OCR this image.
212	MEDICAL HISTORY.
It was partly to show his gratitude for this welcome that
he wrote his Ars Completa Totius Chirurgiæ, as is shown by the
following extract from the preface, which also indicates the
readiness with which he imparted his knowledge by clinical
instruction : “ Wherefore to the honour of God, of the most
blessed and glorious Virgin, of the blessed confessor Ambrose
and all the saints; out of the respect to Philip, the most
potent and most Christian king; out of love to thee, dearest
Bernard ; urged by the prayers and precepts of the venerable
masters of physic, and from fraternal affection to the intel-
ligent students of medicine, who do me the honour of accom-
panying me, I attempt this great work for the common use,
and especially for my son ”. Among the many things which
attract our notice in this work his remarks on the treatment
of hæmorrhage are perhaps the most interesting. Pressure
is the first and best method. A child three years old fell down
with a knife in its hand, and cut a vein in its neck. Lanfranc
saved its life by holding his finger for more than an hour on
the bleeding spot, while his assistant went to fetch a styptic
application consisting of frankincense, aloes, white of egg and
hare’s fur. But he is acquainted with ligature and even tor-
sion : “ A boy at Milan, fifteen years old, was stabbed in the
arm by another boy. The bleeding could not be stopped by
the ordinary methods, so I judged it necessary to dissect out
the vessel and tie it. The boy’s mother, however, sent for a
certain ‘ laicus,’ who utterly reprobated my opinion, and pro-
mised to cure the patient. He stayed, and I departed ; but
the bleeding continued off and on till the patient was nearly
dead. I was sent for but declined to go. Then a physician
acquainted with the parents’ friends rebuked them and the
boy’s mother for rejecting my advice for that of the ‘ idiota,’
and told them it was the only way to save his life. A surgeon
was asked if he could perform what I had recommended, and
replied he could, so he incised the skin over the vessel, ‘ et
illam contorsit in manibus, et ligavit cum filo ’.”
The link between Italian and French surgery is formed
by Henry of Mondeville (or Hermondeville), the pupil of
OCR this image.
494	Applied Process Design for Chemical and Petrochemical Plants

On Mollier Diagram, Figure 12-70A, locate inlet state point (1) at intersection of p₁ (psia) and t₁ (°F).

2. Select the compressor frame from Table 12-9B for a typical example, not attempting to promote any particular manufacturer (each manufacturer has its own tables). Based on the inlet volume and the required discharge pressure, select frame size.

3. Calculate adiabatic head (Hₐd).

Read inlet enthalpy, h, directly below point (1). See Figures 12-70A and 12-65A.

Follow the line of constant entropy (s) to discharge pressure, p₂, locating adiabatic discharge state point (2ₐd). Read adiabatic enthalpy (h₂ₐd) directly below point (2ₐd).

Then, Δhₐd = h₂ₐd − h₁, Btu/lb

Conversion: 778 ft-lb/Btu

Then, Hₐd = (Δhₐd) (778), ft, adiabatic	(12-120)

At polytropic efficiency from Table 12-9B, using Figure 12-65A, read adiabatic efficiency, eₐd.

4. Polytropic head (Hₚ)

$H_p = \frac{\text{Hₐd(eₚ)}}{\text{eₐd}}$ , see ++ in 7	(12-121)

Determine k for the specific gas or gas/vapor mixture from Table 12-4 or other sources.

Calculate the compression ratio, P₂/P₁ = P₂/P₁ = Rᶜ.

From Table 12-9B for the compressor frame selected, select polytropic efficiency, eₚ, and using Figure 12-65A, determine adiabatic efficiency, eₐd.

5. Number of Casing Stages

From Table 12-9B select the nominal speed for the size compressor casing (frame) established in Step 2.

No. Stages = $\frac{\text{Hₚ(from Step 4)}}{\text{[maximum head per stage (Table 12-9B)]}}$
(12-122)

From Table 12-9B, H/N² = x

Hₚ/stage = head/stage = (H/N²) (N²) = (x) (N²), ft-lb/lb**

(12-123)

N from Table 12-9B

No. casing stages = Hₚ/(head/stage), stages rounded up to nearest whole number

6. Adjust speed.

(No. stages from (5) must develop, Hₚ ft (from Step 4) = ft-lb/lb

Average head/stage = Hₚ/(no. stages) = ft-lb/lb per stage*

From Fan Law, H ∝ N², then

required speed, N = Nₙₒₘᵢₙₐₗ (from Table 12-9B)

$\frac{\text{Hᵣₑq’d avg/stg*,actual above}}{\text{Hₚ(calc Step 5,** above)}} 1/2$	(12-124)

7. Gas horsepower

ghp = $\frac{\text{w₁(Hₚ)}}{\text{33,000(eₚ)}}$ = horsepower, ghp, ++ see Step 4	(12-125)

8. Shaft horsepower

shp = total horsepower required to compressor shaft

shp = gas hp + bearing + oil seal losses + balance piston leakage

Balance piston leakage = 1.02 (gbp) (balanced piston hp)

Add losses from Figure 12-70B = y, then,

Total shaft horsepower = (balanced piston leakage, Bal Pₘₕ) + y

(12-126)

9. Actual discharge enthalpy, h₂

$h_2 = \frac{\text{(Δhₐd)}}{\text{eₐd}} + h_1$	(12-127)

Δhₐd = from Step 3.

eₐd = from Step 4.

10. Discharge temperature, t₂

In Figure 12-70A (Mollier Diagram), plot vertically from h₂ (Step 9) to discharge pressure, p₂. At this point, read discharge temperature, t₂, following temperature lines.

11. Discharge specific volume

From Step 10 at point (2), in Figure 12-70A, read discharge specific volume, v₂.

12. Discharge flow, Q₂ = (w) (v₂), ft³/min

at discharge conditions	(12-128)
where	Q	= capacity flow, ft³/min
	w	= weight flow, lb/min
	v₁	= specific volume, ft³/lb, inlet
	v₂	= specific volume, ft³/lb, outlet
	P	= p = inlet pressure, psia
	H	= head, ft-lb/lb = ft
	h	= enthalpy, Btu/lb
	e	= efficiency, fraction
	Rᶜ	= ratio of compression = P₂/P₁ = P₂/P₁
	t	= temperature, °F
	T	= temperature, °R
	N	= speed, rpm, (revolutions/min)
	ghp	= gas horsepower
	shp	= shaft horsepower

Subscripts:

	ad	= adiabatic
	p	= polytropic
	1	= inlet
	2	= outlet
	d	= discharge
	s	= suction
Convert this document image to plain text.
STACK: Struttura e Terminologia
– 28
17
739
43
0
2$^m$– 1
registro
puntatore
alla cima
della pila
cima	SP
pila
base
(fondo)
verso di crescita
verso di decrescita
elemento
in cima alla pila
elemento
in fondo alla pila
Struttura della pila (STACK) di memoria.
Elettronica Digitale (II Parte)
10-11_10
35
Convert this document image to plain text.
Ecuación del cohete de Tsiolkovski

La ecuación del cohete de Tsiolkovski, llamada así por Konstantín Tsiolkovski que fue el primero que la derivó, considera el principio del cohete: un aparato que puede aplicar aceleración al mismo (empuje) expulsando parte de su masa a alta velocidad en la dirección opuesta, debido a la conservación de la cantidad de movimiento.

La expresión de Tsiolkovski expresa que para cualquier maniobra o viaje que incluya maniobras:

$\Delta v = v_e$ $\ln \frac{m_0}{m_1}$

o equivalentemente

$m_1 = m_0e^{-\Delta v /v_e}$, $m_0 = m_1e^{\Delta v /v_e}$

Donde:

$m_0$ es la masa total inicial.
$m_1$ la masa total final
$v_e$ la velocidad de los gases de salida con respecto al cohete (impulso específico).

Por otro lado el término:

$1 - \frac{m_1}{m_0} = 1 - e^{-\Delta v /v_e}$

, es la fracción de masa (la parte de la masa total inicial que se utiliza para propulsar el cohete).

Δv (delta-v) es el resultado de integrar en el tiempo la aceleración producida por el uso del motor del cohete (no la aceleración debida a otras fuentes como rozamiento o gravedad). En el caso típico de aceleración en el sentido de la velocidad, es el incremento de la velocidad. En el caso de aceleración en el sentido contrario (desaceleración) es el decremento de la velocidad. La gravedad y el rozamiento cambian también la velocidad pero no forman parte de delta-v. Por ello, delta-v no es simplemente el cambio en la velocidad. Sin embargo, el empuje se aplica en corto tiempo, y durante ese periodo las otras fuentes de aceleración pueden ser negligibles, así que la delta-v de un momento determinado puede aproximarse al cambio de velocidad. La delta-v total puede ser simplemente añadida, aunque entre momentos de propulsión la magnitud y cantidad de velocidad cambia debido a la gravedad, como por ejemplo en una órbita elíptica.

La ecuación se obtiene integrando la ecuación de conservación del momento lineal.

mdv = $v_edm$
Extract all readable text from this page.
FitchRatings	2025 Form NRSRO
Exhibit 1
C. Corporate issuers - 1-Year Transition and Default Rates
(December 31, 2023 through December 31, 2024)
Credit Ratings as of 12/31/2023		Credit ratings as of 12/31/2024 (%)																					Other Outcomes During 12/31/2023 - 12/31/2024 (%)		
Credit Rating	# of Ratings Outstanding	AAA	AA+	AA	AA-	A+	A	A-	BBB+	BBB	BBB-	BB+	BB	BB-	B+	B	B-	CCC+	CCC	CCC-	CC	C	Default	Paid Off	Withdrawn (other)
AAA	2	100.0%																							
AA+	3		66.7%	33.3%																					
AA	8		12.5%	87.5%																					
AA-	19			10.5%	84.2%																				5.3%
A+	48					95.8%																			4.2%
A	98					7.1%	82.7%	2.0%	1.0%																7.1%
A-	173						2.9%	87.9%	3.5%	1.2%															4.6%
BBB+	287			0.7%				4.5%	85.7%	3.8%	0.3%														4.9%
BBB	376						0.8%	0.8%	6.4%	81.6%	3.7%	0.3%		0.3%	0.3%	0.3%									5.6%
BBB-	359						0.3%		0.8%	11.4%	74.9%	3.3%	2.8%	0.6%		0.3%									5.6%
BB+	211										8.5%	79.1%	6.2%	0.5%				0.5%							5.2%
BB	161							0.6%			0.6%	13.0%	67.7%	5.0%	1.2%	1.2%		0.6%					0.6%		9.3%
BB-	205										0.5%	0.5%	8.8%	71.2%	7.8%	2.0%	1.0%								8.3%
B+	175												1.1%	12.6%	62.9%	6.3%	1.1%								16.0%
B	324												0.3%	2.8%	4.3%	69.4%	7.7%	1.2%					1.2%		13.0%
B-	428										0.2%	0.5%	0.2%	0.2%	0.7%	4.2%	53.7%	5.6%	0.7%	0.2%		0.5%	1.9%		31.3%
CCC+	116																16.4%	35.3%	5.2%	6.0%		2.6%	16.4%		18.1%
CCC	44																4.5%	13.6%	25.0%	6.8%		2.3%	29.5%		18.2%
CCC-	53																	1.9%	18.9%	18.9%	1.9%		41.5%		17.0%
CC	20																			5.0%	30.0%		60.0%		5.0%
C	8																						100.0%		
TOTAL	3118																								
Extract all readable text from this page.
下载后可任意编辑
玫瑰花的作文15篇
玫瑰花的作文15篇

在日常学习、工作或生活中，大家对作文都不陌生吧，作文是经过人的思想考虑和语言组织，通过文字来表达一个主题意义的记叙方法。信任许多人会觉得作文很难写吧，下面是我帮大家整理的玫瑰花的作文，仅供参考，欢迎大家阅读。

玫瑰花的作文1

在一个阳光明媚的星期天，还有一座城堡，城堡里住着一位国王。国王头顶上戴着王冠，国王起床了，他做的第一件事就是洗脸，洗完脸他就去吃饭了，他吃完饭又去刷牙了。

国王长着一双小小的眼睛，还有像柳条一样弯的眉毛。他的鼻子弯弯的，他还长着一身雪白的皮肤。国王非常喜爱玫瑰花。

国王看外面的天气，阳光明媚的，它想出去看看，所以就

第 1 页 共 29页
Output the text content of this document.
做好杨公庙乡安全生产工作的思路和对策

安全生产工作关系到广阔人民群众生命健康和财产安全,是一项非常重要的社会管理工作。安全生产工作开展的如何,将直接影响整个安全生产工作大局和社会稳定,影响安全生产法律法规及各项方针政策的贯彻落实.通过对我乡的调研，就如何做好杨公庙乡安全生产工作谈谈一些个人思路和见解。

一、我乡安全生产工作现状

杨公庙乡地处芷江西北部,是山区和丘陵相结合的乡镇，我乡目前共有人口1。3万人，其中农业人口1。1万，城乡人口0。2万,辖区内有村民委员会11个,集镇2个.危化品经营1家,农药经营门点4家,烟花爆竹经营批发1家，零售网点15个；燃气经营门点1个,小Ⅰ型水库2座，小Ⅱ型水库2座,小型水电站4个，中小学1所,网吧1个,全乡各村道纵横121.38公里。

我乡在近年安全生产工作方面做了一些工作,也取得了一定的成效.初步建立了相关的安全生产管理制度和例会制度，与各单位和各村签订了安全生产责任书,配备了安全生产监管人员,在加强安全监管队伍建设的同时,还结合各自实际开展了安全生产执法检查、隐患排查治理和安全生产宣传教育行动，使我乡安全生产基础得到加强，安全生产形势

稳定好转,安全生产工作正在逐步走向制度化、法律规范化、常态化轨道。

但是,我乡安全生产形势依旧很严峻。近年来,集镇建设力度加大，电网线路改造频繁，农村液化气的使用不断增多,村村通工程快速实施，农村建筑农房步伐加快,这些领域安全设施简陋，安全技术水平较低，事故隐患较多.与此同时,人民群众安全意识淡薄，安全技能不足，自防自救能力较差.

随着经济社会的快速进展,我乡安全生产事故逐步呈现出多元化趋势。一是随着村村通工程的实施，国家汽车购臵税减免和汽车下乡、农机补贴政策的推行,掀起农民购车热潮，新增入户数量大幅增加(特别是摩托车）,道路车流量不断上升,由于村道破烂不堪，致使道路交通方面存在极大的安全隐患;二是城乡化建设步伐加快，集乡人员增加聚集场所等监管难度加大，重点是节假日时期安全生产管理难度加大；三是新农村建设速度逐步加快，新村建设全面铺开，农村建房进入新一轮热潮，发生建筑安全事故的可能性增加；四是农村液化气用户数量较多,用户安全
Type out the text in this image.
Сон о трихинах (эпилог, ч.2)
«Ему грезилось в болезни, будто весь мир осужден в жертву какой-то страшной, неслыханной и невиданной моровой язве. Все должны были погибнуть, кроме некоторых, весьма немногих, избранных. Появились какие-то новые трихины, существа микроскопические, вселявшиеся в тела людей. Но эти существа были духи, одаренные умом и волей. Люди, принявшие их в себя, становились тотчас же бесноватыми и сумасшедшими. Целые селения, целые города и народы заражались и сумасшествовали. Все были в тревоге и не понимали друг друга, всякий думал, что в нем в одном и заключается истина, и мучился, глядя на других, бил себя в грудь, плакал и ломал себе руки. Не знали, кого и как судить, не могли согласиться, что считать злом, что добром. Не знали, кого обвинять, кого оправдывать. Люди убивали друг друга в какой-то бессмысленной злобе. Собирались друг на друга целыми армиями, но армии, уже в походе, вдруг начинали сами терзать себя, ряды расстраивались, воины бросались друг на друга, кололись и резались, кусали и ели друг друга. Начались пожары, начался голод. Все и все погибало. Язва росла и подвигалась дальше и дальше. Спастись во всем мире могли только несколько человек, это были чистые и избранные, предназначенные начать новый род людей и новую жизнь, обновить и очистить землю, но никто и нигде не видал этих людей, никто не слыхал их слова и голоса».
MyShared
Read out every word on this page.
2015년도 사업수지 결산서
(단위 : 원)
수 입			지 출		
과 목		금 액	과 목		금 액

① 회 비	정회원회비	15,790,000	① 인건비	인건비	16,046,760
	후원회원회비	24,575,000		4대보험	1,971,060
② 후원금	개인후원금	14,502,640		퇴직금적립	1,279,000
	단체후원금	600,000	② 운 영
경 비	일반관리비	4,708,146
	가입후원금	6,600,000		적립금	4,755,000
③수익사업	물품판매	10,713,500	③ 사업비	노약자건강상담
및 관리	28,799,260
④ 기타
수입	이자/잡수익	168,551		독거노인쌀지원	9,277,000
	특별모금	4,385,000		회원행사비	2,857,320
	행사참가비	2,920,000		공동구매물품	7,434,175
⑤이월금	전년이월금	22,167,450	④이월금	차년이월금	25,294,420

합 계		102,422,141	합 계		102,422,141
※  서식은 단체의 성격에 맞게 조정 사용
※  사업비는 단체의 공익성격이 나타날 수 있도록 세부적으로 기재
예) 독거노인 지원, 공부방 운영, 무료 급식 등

━━━━━━━━━━━━━━━━━━━━

[WRITTEN PROBLEM]: Find how many lines of the material carry the string "directly". Only the number should be in the answer.

[RESULT FOR THIS TASK]: 2